--- Begin Given data ---

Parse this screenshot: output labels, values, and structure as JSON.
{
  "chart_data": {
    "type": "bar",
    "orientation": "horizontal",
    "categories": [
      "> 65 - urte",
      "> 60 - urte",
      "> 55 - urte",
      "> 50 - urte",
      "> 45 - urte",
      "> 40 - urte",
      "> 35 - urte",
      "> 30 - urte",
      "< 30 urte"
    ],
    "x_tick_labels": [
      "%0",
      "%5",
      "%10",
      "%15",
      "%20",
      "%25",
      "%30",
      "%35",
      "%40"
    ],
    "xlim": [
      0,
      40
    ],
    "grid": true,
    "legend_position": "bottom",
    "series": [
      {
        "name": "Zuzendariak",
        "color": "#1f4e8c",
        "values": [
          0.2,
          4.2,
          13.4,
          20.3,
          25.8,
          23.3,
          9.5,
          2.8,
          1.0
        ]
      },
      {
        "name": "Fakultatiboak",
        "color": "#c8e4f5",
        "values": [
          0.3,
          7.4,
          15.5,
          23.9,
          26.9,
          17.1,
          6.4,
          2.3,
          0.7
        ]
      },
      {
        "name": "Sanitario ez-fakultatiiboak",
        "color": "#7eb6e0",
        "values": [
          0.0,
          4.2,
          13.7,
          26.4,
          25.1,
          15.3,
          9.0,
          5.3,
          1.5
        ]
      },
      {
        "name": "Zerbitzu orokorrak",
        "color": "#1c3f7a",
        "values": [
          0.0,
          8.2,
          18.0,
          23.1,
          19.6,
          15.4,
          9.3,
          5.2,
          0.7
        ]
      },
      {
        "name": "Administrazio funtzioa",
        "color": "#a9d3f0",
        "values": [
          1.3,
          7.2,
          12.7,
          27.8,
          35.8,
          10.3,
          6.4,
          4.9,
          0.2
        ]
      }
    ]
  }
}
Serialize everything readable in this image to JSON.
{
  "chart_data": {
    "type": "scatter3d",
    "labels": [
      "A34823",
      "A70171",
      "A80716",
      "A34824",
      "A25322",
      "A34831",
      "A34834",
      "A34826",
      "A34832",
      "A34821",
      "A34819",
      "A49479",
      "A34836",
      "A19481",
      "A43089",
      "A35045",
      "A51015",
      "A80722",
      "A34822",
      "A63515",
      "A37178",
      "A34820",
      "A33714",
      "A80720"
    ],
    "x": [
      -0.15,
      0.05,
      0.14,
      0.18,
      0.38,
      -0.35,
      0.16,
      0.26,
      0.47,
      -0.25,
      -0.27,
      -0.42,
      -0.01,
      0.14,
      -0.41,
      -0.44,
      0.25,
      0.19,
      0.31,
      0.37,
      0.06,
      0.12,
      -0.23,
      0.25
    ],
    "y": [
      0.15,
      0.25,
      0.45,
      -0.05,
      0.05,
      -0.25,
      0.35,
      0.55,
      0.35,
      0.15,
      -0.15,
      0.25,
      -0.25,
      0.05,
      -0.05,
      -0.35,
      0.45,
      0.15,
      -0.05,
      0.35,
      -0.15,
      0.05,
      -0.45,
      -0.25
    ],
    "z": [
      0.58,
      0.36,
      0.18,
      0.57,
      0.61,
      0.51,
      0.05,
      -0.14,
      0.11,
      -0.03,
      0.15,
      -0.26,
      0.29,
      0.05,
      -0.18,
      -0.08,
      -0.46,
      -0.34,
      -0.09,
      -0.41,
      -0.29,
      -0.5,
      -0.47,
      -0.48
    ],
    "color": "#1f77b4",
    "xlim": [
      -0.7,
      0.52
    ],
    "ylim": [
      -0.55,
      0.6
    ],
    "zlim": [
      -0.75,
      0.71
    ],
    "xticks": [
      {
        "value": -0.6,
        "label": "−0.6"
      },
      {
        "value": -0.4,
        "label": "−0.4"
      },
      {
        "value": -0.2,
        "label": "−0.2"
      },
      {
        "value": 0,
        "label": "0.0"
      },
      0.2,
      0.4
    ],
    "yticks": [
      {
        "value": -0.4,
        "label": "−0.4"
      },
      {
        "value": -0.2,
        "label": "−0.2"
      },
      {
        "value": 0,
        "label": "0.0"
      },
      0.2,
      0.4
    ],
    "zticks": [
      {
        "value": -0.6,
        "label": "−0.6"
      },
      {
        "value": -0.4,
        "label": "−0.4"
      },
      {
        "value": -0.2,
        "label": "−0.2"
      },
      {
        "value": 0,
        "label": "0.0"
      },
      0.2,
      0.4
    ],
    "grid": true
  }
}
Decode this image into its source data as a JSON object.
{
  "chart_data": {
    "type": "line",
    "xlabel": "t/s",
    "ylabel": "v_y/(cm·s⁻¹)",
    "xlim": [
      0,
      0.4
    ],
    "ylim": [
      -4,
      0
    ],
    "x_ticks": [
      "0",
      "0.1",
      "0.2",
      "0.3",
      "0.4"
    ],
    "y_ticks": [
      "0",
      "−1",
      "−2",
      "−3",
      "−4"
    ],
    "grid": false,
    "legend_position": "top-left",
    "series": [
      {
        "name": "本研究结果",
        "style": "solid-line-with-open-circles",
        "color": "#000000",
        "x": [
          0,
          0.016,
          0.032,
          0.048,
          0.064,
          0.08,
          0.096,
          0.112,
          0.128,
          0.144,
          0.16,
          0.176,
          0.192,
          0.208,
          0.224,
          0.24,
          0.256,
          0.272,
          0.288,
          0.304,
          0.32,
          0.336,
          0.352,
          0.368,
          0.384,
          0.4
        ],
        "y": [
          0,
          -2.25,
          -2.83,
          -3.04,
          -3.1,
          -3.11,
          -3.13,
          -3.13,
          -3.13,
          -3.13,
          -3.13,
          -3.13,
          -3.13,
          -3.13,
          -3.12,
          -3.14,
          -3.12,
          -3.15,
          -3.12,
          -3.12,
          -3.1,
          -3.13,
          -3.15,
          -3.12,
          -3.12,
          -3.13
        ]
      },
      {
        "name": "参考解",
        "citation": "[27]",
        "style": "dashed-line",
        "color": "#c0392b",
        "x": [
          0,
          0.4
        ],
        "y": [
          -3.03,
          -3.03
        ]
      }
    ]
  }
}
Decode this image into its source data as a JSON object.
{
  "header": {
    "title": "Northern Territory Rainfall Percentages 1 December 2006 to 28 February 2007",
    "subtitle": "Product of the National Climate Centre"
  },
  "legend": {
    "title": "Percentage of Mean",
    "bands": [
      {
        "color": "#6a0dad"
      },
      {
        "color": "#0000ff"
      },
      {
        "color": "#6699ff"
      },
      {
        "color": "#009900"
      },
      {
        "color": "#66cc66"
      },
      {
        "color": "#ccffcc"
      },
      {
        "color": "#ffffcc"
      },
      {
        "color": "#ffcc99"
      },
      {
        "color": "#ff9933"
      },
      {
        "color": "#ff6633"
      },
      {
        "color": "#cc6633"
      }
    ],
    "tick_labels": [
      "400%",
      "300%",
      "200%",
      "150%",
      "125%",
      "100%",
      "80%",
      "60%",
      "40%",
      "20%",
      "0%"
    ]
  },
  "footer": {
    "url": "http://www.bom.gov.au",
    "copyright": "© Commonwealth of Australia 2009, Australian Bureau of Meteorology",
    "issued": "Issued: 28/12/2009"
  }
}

--- End Given data ---

**Description of the task:** Give all of the entries again, word for word.

**The completed task:**
Parse this screenshot: output labels, values, and structure as JSON.
{
  "chart_data": {
    "type": "bar",
    "orientation": "horizontal",
    "categories": [
      "> 65 - urte",
      "> 60 - urte",
      "> 55 - urte",
      "> 50 - urte",
      "> 45 - urte",
      "> 40 - urte",
      "> 35 - urte",
      "> 30 - urte",
      "< 30 urte"
    ],
    "x_tick_labels": [
      "%0",
      "%5",
      "%10",
      "%15",
      "%20",
      "%25",
      "%30",
      "%35",
      "%40"
    ],
    "xlim": [
      0,
      40
    ],
    "grid": true,
    "legend_position": "bottom",
    "series": [
      {
        "name": "Zuzendariak",
        "color": "#1f4e8c",
        "values": [
          0.2,
          4.2,
          13.4,
          20.3,
          25.8,
          23.3,
          9.5,
          2.8,
          1.0
        ]
      },
      {
        "name": "Fakultatiboak",
        "color": "#c8e4f5",
        "values": [
          0.3,
          7.4,
          15.5,
          23.9,
          26.9,
          17.1,
          6.4,
          2.3,
          0.7
        ]
      },
      {
        "name": "Sanitario ez-fakultatiiboak",
        "color": "#7eb6e0",
        "values": [
          0.0,
          4.2,
          13.7,
          26.4,
          25.1,
          15.3,
          9.0,
          5.3,
          1.5
        ]
      },
      {
        "name": "Zerbitzu orokorrak",
        "color": "#1c3f7a",
        "values": [
          0.0,
          8.2,
          18.0,
          23.1,
          19.6,
          15.4,
          9.3,
          5.2,
          0.7
        ]
      },
      {
        "name": "Administrazio funtzioa",
        "color": "#a9d3f0",
        "values": [
          1.3,
          7.2,
          12.7,
          27.8,
          35.8,
          10.3,
          6.4,
          4.9,
          0.2
        ]
      }
    ]
  }
}
Serialize everything readable in this image to JSON.
{
  "chart_data": {
    "type": "scatter3d",
    "labels": [
      "A34823",
      "A70171",
      "A80716",
      "A34824",
      "A25322",
      "A34831",
      "A34834",
      "A34826",
      "A34832",
      "A34821",
      "A34819",
      "A49479",
      "A34836",
      "A19481",
      "A43089",
      "A35045",
      "A51015",
      "A80722",
      "A34822",
      "A63515",
      "A37178",
      "A34820",
      "A33714",
      "A80720"
    ],
    "x": [
      -0.15,
      0.05,
      0.14,
      0.18,
      0.38,
      -0.35,
      0.16,
      0.26,
      0.47,
      -0.25,
      -0.27,
      -0.42,
      -0.01,
      0.14,
      -0.41,
      -0.44,
      0.25,
      0.19,
      0.31,
      0.37,
      0.06,
      0.12,
      -0.23,
      0.25
    ],
    "y": [
      0.15,
      0.25,
      0.45,
      -0.05,
      0.05,
      -0.25,
      0.35,
      0.55,
      0.35,
      0.15,
      -0.15,
      0.25,
      -0.25,
      0.05,
      -0.05,
      -0.35,
      0.45,
      0.15,
      -0.05,
      0.35,
      -0.15,
      0.05,
      -0.45,
      -0.25
    ],
    "z": [
      0.58,
      0.36,
      0.18,
      0.57,
      0.61,
      0.51,
      0.05,
      -0.14,
      0.11,
      -0.03,
      0.15,
      -0.26,
      0.29,
      0.05,
      -0.18,
      -0.08,
      -0.46,
      -0.34,
      -0.09,
      -0.41,
      -0.29,
      -0.5,
      -0.47,
      -0.48
    ],
    "color": "#1f77b4",
    "xlim": [
      -0.7,
      0.52
    ],
    "ylim": [
      -0.55,
      0.6
    ],
    "zlim": [
      -0.75,
      0.71
    ],
    "xticks": [
      {
        "value": -0.6,
        "label": "−0.6"
      },
      {
        "value": -0.4,
        "label": "−0.4"
      },
      {
        "value": -0.2,
        "label": "−0.2"
      },
      {
        "value": 0,
        "label": "0.0"
      },
      0.2,
      0.4
    ],
    "yticks": [
      {
        "value": -0.4,
        "label": "−0.4"
      },
      {
        "value": -0.2,
        "label": "−0.2"
      },
      {
        "value": 0,
        "label": "0.0"
      },
      0.2,
      0.4
    ],
    "zticks": [
      {
        "value": -0.6,
        "label": "−0.6"
      },
      {
        "value": -0.4,
        "label": "−0.4"
      },
      {
        "value": -0.2,
        "label": "−0.2"
      },
      {
        "value": 0,
        "label": "0.0"
      },
      0.2,
      0.4
    ],
    "grid": true
  }
}
Decode this image into its source data as a JSON object.
{
  "chart_data": {
    "type": "line",
    "xlabel": "t/s",
    "ylabel": "v_y/(cm·s⁻¹)",
    "xlim": [
      0,
      0.4
    ],
    "ylim": [
      -4,
      0
    ],
    "x_ticks": [
      "0",
      "0.1",
      "0.2",
      "0.3",
      "0.4"
    ],
    "y_ticks": [
      "0",
      "−1",
      "−2",
      "−3",
      "−4"
    ],
    "grid": false,
    "legend_position": "top-left",
    "series": [
      {
        "name": "本研究结果",
        "style": "solid-line-with-open-circles",
        "color": "#000000",
        "x": [
          0,
          0.016,
          0.032,
          0.048,
          0.064,
          0.08,
          0.096,
          0.112,
          0.128,
          0.144,
          0.16,
          0.176,
          0.192,
          0.208,
          0.224,
          0.24,
          0.256,
          0.272,
          0.288,
          0.304,
          0.32,
          0.336,
          0.352,
          0.368,
          0.384,
          0.4
        ],
        "y": [
          0,
          -2.25,
          -2.83,
          -3.04,
          -3.1,
          -3.11,
          -3.13,
          -3.13,
          -3.13,
          -3.13,
          -3.13,
          -3.13,
          -3.13,
          -3.13,
          -3.12,
          -3.14,
          -3.12,
          -3.15,
          -3.12,
          -3.12,
          -3.1,
          -3.13,
          -3.15,
          -3.12,
          -3.12,
          -3.13
        ]
      },
      {
        "name": "参考解",
        "citation": "[27]",
        "style": "dashed-line",
        "color": "#c0392b",
        "x": [
          0,
          0.4
        ],
        "y": [
          -3.03,
          -3.03
        ]
      }
    ]
  }
}
Decode this image into its source data as a JSON object.
{
  "header": {
    "title": "Northern Territory Rainfall Percentages 1 December 2006 to 28 February 2007",
    "subtitle": "Product of the National Climate Centre"
  },
  "legend": {
    "title": "Percentage of Mean",
    "bands": [
      {
        "color": "#6a0dad"
      },
      {
        "color": "#0000ff"
      },
      {
        "color": "#6699ff"
      },
      {
        "color": "#009900"
      },
      {
        "color": "#66cc66"
      },
      {
        "color": "#ccffcc"
      },
      {
        "color": "#ffffcc"
      },
      {
        "color": "#ffcc99"
      },
      {
        "color": "#ff9933"
      },
      {
        "color": "#ff6633"
      },
      {
        "color": "#cc6633"
      }
    ],
    "tick_labels": [
      "400%",
      "300%",
      "200%",
      "150%",
      "125%",
      "100%",
      "80%",
      "60%",
      "40%",
      "20%",
      "0%"
    ]
  },
  "footer": {
    "url": "http://www.bom.gov.au",
    "copyright": "© Commonwealth of Australia 2009, Australian Bureau of Meteorology",
    "issued": "Issued: 28/12/2009"
  }
}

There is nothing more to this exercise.